Written exercise — Rewrite the rows below with every "PhoneLocator" changed to "FindMyPhone" and everything else kept the same. Leave the pictures out of your answer.
─── Given entries
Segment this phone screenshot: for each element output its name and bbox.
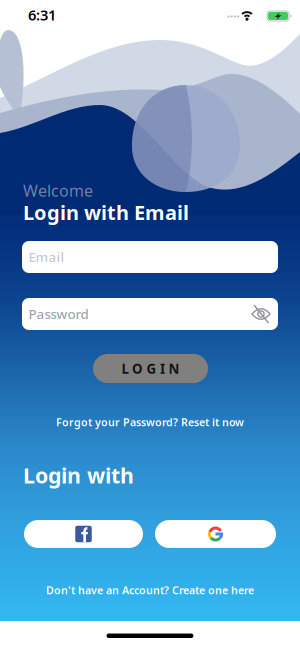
- button[interactable]: Don't have an Account? Create one here: [0, 583, 300, 597]
- staticText: Login with: [23, 461, 134, 489]
- staticText: Email: [28, 248, 64, 266]
- button[interactable]: Show password: [247, 300, 275, 328]
- staticText: Login with Email: [23, 199, 189, 226]
- staticText: Don't have an Account? Create one here: [46, 583, 254, 597]
- button[interactable]: Forgot your Password? Reset it now: [0, 415, 300, 429]
- button[interactable]: LOGIN: [93, 354, 208, 383]
- staticText: LOGIN: [122, 360, 180, 377]
- staticText: Forgot your Password? Reset it now: [56, 415, 244, 429]
- staticText: 6:31: [28, 5, 56, 24]
- staticText: Welcome: [23, 180, 93, 201]
- staticText: Password: [28, 305, 88, 323]
- button[interactable]: Login with Facebook: [24, 520, 143, 548]
- button[interactable]: Login with Google: [155, 520, 276, 548]
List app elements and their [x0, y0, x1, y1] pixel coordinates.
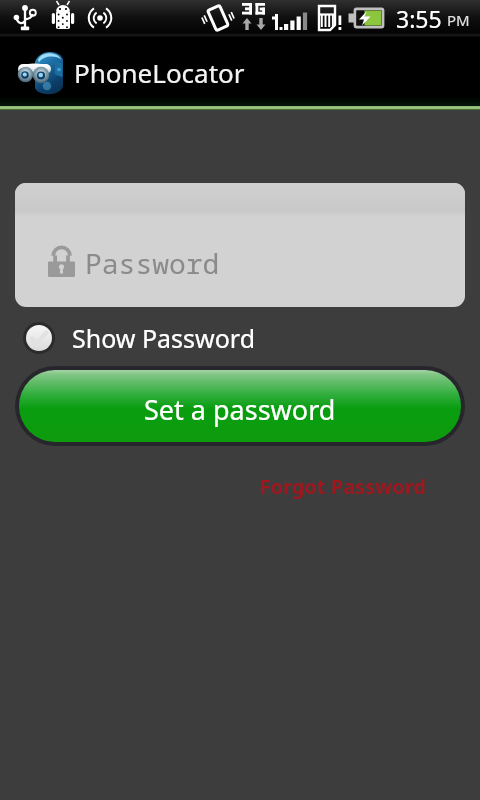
staticText: Password — [85, 244, 220, 282]
staticText: PhoneLocator — [74, 55, 245, 90]
button[interactable]: Set a password — [19, 370, 461, 442]
button[interactable]: Show Password — [9, 321, 266, 355]
button[interactable]: PhoneLocator home — [15, 47, 65, 97]
button[interactable]: Password — [15, 183, 465, 307]
staticText: Set a password — [144, 391, 336, 428]
button[interactable]: Forgot Password — [259, 473, 426, 500]
staticText: Show Password — [72, 321, 256, 355]
staticText: 3:55 — [396, 3, 442, 34]
staticText: PM — [447, 10, 470, 30]
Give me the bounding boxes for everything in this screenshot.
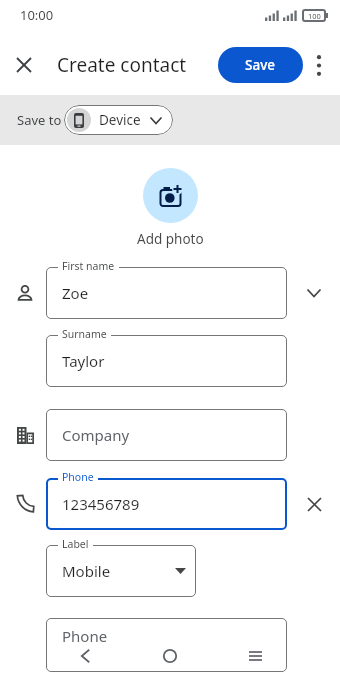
button[interactable]: Zoe xyxy=(46,267,287,319)
staticText: Save to xyxy=(17,111,62,129)
button[interactable]: Save xyxy=(218,47,303,83)
staticText: Mobile xyxy=(62,561,111,581)
staticText: 123456789 xyxy=(62,494,140,514)
button[interactable] xyxy=(17,53,41,77)
staticText: Device xyxy=(99,111,141,129)
staticText: Phone xyxy=(62,470,94,484)
button[interactable] xyxy=(65,636,105,676)
button[interactable] xyxy=(150,636,190,676)
staticText: Company xyxy=(62,425,130,445)
staticText: Taylor xyxy=(62,351,105,371)
staticText: Zoe xyxy=(62,283,89,303)
staticText: Surname xyxy=(62,327,107,341)
button[interactable]: Device xyxy=(64,105,173,135)
staticText: Label xyxy=(62,537,89,551)
button[interactable]: Mobile xyxy=(46,545,196,597)
staticText: 100 xyxy=(308,11,321,21)
button[interactable]: Add photo xyxy=(137,230,204,248)
staticText: Phone xyxy=(62,626,108,646)
staticText: Create contact xyxy=(57,52,187,78)
button[interactable] xyxy=(307,53,331,77)
button[interactable]: 123456789 xyxy=(46,478,287,530)
button[interactable] xyxy=(235,636,275,676)
button[interactable]: Phone xyxy=(46,618,287,672)
button[interactable] xyxy=(143,168,198,223)
button[interactable] xyxy=(294,273,334,313)
staticText: Save xyxy=(245,56,276,74)
button[interactable]: Taylor xyxy=(46,335,287,387)
button[interactable] xyxy=(294,484,334,524)
button[interactable]: Company xyxy=(46,409,287,461)
staticText: 10:00 xyxy=(20,6,54,24)
staticText: First name xyxy=(62,259,115,273)
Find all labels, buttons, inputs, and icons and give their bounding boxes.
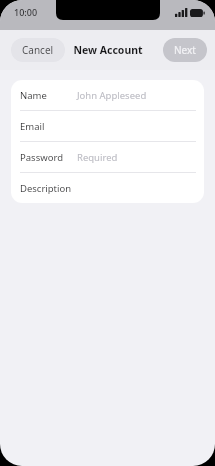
staticText: Password [20,151,63,164]
button[interactable]: Password [11,142,204,173]
staticText: 10:00 [14,6,38,18]
button[interactable]: Name [11,80,204,111]
staticText: Cancel [22,43,54,57]
staticText: John Appleseed [77,89,147,102]
staticText: Next [174,43,196,57]
staticText: Description [20,182,72,195]
button[interactable]: Description [11,173,204,203]
button[interactable]: Cancel [11,38,65,62]
button[interactable]: Next [163,38,207,62]
staticText: Email [20,120,45,133]
button[interactable]: Email [11,111,204,142]
staticText: New Account [73,43,143,57]
staticText: Required [77,151,118,164]
staticText: Name [20,89,47,102]
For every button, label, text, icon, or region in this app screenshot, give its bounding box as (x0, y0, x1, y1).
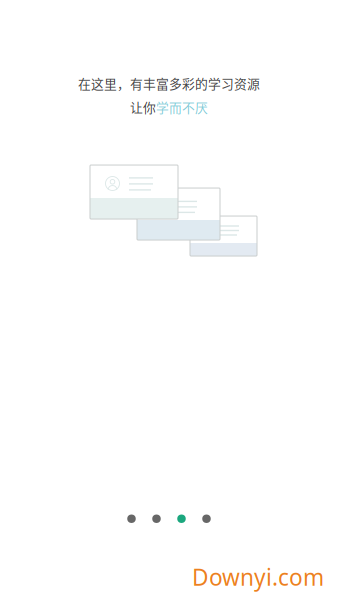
staticText: 在这里，有丰富多彩的学习资源 (78, 74, 260, 92)
staticText: 学而不厌 (156, 98, 208, 116)
staticText: Downyi.com (192, 562, 324, 592)
button[interactable]: Page 3, current page (177, 514, 186, 523)
button[interactable]: Page 4 (202, 514, 211, 523)
staticText: 让你 (130, 98, 156, 116)
button[interactable]: Page 2 (152, 514, 161, 523)
button[interactable]: Page 1 (127, 514, 136, 523)
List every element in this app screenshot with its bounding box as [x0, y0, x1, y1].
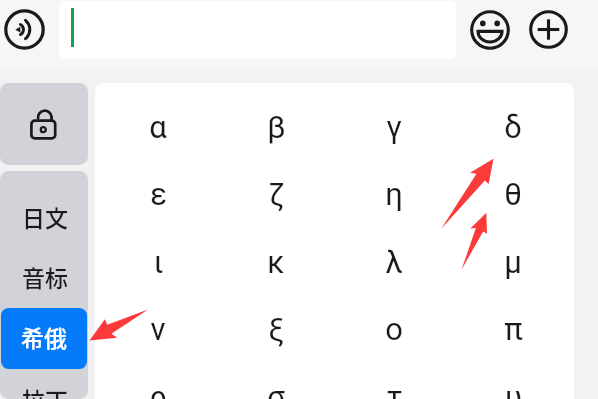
staticText: κ: [267, 244, 285, 280]
staticText: σ: [267, 379, 285, 399]
button[interactable]: 日文: [2, 185, 87, 247]
staticText: 希俄: [21, 320, 67, 353]
staticText: ξ: [268, 311, 284, 347]
button[interactable]: ι: [108, 231, 208, 293]
button[interactable]: τ: [344, 366, 444, 399]
button[interactable]: ο: [344, 298, 444, 360]
staticText: λ: [385, 244, 403, 280]
staticText: π: [504, 311, 523, 347]
staticText: υ: [505, 379, 522, 399]
staticText: 拉丁: [22, 382, 68, 399]
button[interactable]: ξ: [226, 298, 326, 360]
staticText: η: [385, 176, 403, 212]
staticText: β: [267, 109, 286, 145]
staticText: 音标: [22, 260, 68, 293]
button[interactable]: [59, 1, 456, 59]
button[interactable]: β: [226, 96, 326, 158]
button[interactable]: 希俄: [1, 308, 87, 369]
button[interactable]: ζ: [226, 163, 326, 225]
button[interactable]: 音标: [2, 245, 87, 307]
button[interactable]: π: [463, 298, 563, 360]
button[interactable]: λ: [344, 231, 444, 293]
staticText: τ: [386, 379, 403, 399]
staticText: θ: [504, 176, 522, 212]
staticText: 日文: [22, 200, 68, 233]
button[interactable]: σ: [226, 366, 326, 399]
button[interactable]: ε: [108, 163, 208, 225]
button[interactable]: α: [108, 96, 208, 158]
staticText: ι: [153, 244, 164, 280]
button[interactable]: θ: [463, 163, 563, 225]
button[interactable]: μ: [463, 231, 563, 293]
button[interactable]: δ: [463, 96, 563, 158]
staticText: ζ: [268, 176, 285, 212]
staticText: δ: [504, 109, 522, 145]
staticText: ρ: [149, 379, 167, 399]
staticText: γ: [386, 109, 402, 145]
staticText: ν: [150, 311, 166, 347]
button[interactable]: 拉丁: [2, 367, 87, 399]
staticText: ο: [385, 311, 403, 347]
button[interactable]: υ: [463, 366, 563, 399]
staticText: μ: [504, 244, 522, 280]
button[interactable]: Sound: [4, 9, 45, 50]
button[interactable]: Unlock: [0, 83, 88, 165]
button[interactable]: Emoji: [470, 10, 510, 50]
button[interactable]: ρ: [108, 366, 208, 399]
button[interactable]: η: [344, 163, 444, 225]
staticText: α: [149, 109, 167, 145]
button[interactable]: κ: [226, 231, 326, 293]
button[interactable]: ν: [108, 298, 208, 360]
button[interactable]: γ: [344, 96, 444, 158]
button[interactable]: Add: [529, 10, 568, 49]
staticText: ε: [150, 176, 167, 212]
──────
Correct result —
Segment this phone screenshot: for each element output its name and bbox.
- button[interactable]: Don't have an Account? Create one here: [0, 583, 300, 597]
- staticText: Login with: [23, 461, 134, 489]
- staticText: Email: [28, 248, 64, 266]
- button[interactable]: Show password: [247, 300, 275, 328]
- staticText: Login with Email: [23, 199, 189, 226]
- staticText: Don't have an Account? Create one here: [46, 583, 254, 597]
- button[interactable]: Forgot your Password? Reset it now: [0, 415, 300, 429]
- button[interactable]: LOGIN: [93, 354, 208, 383]
- staticText: LOGIN: [122, 360, 180, 377]
- staticText: Forgot your Password? Reset it now: [56, 415, 244, 429]
- staticText: 6:31: [28, 5, 56, 24]
- staticText: Welcome: [23, 180, 93, 201]
- staticText: Password: [28, 305, 88, 323]
- button[interactable]: Login with Facebook: [24, 520, 143, 548]
- button[interactable]: Login with Google: [155, 520, 276, 548]
List app elements and their [x0, y0, x1, y1] pixel coordinates.
staticText: Password — [85, 244, 220, 282]
staticText: FindMyPhone — [74, 55, 245, 90]
button[interactable]: Set a password — [19, 370, 461, 442]
button[interactable]: Show Password — [9, 321, 266, 355]
button[interactable]: FindMyPhone home — [15, 47, 65, 97]
button[interactable]: Password — [15, 183, 465, 307]
staticText: Set a password — [144, 391, 336, 428]
button[interactable]: Forgot Password — [259, 473, 426, 500]
staticText: Show Password — [72, 321, 256, 355]
staticText: 3:55 — [396, 3, 442, 34]
staticText: PM — [447, 10, 470, 30]
Give me the bounding boxes for everything in this screenshot.
button[interactable]: Zoe xyxy=(46,267,287,319)
staticText: Save to xyxy=(17,111,62,129)
button[interactable]: Save xyxy=(218,47,303,83)
staticText: Mobile xyxy=(62,561,111,581)
staticText: 123456789 xyxy=(62,494,140,514)
button[interactable] xyxy=(17,53,41,77)
staticText: Device xyxy=(99,111,141,129)
staticText: Phone xyxy=(62,470,94,484)
button[interactable] xyxy=(65,636,105,676)
button[interactable] xyxy=(150,636,190,676)
staticText: Company xyxy=(62,425,130,445)
staticText: Taylor xyxy=(62,351,105,371)
staticText: Zoe xyxy=(62,283,89,303)
staticText: Surname xyxy=(62,327,107,341)
button[interactable]: Device xyxy=(64,105,173,135)
staticText: Label xyxy=(62,537,89,551)
button[interactable]: Mobile xyxy=(46,545,196,597)
staticText: 100 xyxy=(308,11,321,21)
button[interactable]: Add photo xyxy=(137,230,204,248)
staticText: Phone xyxy=(62,626,108,646)
staticText: Create contact xyxy=(57,52,187,78)
button[interactable] xyxy=(307,53,331,77)
button[interactable]: 123456789 xyxy=(46,478,287,530)
button[interactable] xyxy=(235,636,275,676)
button[interactable]: Phone xyxy=(46,618,287,672)
button[interactable] xyxy=(143,168,198,223)
button[interactable] xyxy=(294,273,334,313)
staticText: Save xyxy=(245,56,276,74)
button[interactable]: Taylor xyxy=(46,335,287,387)
button[interactable] xyxy=(294,484,334,524)
button[interactable]: Company xyxy=(46,409,287,461)
staticText: 10:00 xyxy=(20,6,54,24)
staticText: First name xyxy=(62,259,115,273)
Find all labels, buttons, inputs, and icons and give their bounding boxes.
staticText: Password [20,151,63,164]
button[interactable]: Password [11,142,204,173]
staticText: 10:00 [14,6,38,18]
button[interactable]: Name [11,80,204,111]
staticText: Cancel [22,43,54,57]
staticText: John Appleseed [77,89,147,102]
staticText: Next [174,43,196,57]
staticText: Description [20,182,72,195]
button[interactable]: Description [11,173,204,203]
button[interactable]: Cancel [11,38,65,62]
button[interactable]: Next [163,38,207,62]
staticText: Email [20,120,45,133]
button[interactable]: Email [11,111,204,142]
staticText: New Account [73,43,143,57]
staticText: Required [77,151,118,164]
staticText: Name [20,89,47,102]
For every button, label, text, icon, or region in this app screenshot, give its bounding box as (x0, y0, x1, y1).
staticText: 在这里，有丰富多彩的学习资源 (78, 74, 260, 92)
staticText: 学而不厌 (156, 98, 208, 116)
staticText: Downyi.com (192, 562, 324, 592)
button[interactable]: Page 3, current page (177, 514, 186, 523)
button[interactable]: Page 4 (202, 514, 211, 523)
staticText: 让你 (130, 98, 156, 116)
button[interactable]: Page 2 (152, 514, 161, 523)
button[interactable]: Page 1 (127, 514, 136, 523)
List every element in this app screenshot with its bounding box as [x0, y0, x1, y1].
staticText: κ: [267, 244, 285, 280]
staticText: σ: [267, 379, 285, 399]
button[interactable]: 日文: [2, 185, 87, 247]
staticText: 希俄: [21, 320, 67, 353]
staticText: ξ: [268, 311, 284, 347]
button[interactable]: ι: [108, 231, 208, 293]
button[interactable]: τ: [344, 366, 444, 399]
button[interactable]: ο: [344, 298, 444, 360]
staticText: λ: [385, 244, 403, 280]
staticText: π: [504, 311, 523, 347]
staticText: υ: [505, 379, 522, 399]
staticText: 拉丁: [22, 382, 68, 399]
button[interactable]: ξ: [226, 298, 326, 360]
staticText: η: [385, 176, 403, 212]
staticText: β: [267, 109, 286, 145]
staticText: 音标: [22, 260, 68, 293]
button[interactable]: [59, 1, 456, 59]
button[interactable]: β: [226, 96, 326, 158]
button[interactable]: 希俄: [1, 308, 87, 369]
button[interactable]: ζ: [226, 163, 326, 225]
button[interactable]: 音标: [2, 245, 87, 307]
button[interactable]: π: [463, 298, 563, 360]
button[interactable]: λ: [344, 231, 444, 293]
staticText: τ: [386, 379, 403, 399]
staticText: θ: [504, 176, 522, 212]
staticText: 日文: [22, 200, 68, 233]
button[interactable]: σ: [226, 366, 326, 399]
button[interactable]: ε: [108, 163, 208, 225]
button[interactable]: α: [108, 96, 208, 158]
staticText: ι: [153, 244, 164, 280]
button[interactable]: θ: [463, 163, 563, 225]
button[interactable]: μ: [463, 231, 563, 293]
button[interactable]: δ: [463, 96, 563, 158]
staticText: ζ: [268, 176, 285, 212]
staticText: δ: [504, 109, 522, 145]
staticText: ρ: [149, 379, 167, 399]
staticText: γ: [386, 109, 402, 145]
staticText: ν: [150, 311, 166, 347]
button[interactable]: 拉丁: [2, 367, 87, 399]
staticText: ο: [385, 311, 403, 347]
button[interactable]: υ: [463, 366, 563, 399]
staticText: μ: [504, 244, 522, 280]
button[interactable]: Sound: [4, 9, 45, 50]
button[interactable]: Unlock: [0, 83, 88, 165]
button[interactable]: Emoji: [470, 10, 510, 50]
button[interactable]: ρ: [108, 366, 208, 399]
button[interactable]: η: [344, 163, 444, 225]
staticText: α: [149, 109, 167, 145]
button[interactable]: κ: [226, 231, 326, 293]
button[interactable]: ν: [108, 298, 208, 360]
button[interactable]: γ: [344, 96, 444, 158]
button[interactable]: Add: [529, 10, 568, 49]
staticText: ε: [150, 176, 167, 212]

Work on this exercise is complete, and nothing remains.